◆ WHAT THE TASK REQUIRES: Using the records below, locate all lines containing "سبحانه" and return them.

◆ INPUT FOR THIS TASK:
.....

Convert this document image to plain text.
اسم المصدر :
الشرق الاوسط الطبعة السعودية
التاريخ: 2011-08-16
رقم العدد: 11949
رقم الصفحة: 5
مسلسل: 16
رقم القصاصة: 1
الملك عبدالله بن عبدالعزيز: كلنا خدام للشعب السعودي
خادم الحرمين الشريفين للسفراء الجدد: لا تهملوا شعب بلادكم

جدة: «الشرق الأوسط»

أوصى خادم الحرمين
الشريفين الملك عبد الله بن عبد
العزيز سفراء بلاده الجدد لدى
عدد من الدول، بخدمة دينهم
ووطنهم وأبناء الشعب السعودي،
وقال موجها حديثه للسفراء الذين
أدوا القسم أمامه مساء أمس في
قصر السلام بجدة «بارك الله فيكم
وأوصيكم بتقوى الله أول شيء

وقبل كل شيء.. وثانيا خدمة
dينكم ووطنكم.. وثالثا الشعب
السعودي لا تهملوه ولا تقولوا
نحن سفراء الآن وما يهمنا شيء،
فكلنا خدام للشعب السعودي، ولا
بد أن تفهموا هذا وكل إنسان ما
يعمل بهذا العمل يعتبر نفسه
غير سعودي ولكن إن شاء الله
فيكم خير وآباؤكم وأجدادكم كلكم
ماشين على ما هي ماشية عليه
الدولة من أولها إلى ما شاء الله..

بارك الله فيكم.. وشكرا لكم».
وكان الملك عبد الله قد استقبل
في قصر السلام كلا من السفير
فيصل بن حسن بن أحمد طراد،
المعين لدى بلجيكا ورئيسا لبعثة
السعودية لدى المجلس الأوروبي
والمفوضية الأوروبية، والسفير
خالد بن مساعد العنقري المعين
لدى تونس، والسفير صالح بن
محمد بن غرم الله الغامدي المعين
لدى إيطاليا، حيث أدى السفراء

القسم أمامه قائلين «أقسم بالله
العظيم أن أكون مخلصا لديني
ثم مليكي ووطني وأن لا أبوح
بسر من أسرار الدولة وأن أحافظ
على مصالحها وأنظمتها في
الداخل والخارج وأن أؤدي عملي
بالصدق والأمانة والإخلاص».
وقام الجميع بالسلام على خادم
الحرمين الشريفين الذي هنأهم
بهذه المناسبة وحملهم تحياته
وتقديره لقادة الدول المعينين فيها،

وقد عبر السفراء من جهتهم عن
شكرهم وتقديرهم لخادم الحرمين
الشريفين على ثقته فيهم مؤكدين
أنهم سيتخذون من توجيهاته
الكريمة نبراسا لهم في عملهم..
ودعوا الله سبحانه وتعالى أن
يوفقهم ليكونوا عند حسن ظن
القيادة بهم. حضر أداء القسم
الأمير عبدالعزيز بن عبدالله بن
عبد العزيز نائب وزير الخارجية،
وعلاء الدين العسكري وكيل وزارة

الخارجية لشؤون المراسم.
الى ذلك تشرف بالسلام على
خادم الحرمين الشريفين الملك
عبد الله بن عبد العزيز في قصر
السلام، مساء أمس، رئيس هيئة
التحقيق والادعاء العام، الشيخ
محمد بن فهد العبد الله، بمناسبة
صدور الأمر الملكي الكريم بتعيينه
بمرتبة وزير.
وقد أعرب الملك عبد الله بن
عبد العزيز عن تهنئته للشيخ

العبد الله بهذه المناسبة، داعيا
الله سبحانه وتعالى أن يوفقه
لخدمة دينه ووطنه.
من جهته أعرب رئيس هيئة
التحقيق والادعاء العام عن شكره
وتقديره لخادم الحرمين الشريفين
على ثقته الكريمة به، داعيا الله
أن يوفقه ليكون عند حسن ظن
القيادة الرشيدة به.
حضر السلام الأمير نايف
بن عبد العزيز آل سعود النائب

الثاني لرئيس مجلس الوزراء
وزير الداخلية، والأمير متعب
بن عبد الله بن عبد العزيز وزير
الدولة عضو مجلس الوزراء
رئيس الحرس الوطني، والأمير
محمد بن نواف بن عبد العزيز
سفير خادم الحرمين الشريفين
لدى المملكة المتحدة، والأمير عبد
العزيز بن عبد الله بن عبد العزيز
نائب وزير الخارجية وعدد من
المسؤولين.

.....

◆ SOLVED PROBLEM:
ودعوا الله سبحانه وتعالى أن
الله سبحانه وتعالى أن يوفقه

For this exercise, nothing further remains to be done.